TASK REQUIREMENTS: Without omitting anything, return the records precisely as given.

STORED ROWS:

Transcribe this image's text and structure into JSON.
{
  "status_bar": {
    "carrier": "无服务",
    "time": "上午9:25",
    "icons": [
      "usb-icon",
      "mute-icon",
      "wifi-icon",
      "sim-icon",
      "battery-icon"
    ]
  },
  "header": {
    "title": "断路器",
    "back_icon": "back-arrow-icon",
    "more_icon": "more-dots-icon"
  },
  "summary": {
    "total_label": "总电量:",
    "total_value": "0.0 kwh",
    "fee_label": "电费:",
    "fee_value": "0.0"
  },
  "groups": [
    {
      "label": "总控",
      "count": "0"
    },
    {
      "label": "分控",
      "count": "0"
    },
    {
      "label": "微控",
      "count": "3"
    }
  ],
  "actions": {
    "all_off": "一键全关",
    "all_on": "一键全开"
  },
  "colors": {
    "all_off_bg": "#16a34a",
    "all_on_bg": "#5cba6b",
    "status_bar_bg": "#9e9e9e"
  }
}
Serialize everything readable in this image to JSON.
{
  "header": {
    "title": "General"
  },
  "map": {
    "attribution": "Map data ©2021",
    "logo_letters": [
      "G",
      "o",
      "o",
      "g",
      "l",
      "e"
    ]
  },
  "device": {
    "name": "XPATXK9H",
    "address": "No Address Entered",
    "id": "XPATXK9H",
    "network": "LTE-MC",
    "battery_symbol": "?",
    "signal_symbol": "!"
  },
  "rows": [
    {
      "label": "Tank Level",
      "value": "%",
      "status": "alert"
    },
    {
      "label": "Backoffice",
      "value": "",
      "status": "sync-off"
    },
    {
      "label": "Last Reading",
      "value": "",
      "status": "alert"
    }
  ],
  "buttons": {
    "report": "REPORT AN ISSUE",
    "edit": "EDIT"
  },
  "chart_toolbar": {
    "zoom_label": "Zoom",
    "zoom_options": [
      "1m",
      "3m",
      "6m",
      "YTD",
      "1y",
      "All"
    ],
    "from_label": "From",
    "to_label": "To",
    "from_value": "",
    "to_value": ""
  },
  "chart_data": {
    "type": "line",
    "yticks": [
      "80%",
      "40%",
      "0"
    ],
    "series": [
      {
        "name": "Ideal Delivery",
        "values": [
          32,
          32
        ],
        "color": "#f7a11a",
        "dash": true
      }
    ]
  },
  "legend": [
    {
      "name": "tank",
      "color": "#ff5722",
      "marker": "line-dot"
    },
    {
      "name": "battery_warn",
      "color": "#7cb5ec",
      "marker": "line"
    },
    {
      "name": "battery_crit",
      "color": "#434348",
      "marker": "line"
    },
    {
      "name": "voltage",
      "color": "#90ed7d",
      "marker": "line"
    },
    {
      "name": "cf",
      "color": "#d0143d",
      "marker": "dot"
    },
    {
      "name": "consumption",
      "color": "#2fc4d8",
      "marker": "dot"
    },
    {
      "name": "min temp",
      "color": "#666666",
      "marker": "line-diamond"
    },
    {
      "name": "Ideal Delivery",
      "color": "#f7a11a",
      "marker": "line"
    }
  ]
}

PROBLEM SOLUTION:
Transcribe this image's text and structure into JSON.
{
  "status_bar": {
    "carrier": "无服务",
    "time": "上午9:25",
    "icons": [
      "usb-icon",
      "mute-icon",
      "wifi-icon",
      "sim-icon",
      "battery-icon"
    ]
  },
  "header": {
    "title": "断路器",
    "back_icon": "back-arrow-icon",
    "more_icon": "more-dots-icon"
  },
  "summary": {
    "total_label": "总电量:",
    "total_value": "0.0 kwh",
    "fee_label": "电费:",
    "fee_value": "0.0"
  },
  "groups": [
    {
      "label": "总控",
      "count": "0"
    },
    {
      "label": "分控",
      "count": "0"
    },
    {
      "label": "微控",
      "count": "3"
    }
  ],
  "actions": {
    "all_off": "一键全关",
    "all_on": "一键全开"
  },
  "colors": {
    "all_off_bg": "#16a34a",
    "all_on_bg": "#5cba6b",
    "status_bar_bg": "#9e9e9e"
  }
}
Serialize everything readable in this image to JSON.
{
  "header": {
    "title": "General"
  },
  "map": {
    "attribution": "Map data ©2021",
    "logo_letters": [
      "G",
      "o",
      "o",
      "g",
      "l",
      "e"
    ]
  },
  "device": {
    "name": "XPATXK9H",
    "address": "No Address Entered",
    "id": "XPATXK9H",
    "network": "LTE-MC",
    "battery_symbol": "?",
    "signal_symbol": "!"
  },
  "rows": [
    {
      "label": "Tank Level",
      "value": "%",
      "status": "alert"
    },
    {
      "label": "Backoffice",
      "value": "",
      "status": "sync-off"
    },
    {
      "label": "Last Reading",
      "value": "",
      "status": "alert"
    }
  ],
  "buttons": {
    "report": "REPORT AN ISSUE",
    "edit": "EDIT"
  },
  "chart_toolbar": {
    "zoom_label": "Zoom",
    "zoom_options": [
      "1m",
      "3m",
      "6m",
      "YTD",
      "1y",
      "All"
    ],
    "from_label": "From",
    "to_label": "To",
    "from_value": "",
    "to_value": ""
  },
  "chart_data": {
    "type": "line",
    "yticks": [
      "80%",
      "40%",
      "0"
    ],
    "series": [
      {
        "name": "Ideal Delivery",
        "values": [
          32,
          32
        ],
        "color": "#f7a11a",
        "dash": true
      }
    ]
  },
  "legend": [
    {
      "name": "tank",
      "color": "#ff5722",
      "marker": "line-dot"
    },
    {
      "name": "battery_warn",
      "color": "#7cb5ec",
      "marker": "line"
    },
    {
      "name": "battery_crit",
      "color": "#434348",
      "marker": "line"
    },
    {
      "name": "voltage",
      "color": "#90ed7d",
      "marker": "line"
    },
    {
      "name": "cf",
      "color": "#d0143d",
      "marker": "dot"
    },
    {
      "name": "consumption",
      "color": "#2fc4d8",
      "marker": "dot"
    },
    {
      "name": "min temp",
      "color": "#666666",
      "marker": "line-diamond"
    },
    {
      "name": "Ideal Delivery",
      "color": "#f7a11a",
      "marker": "line"
    }
  ]
}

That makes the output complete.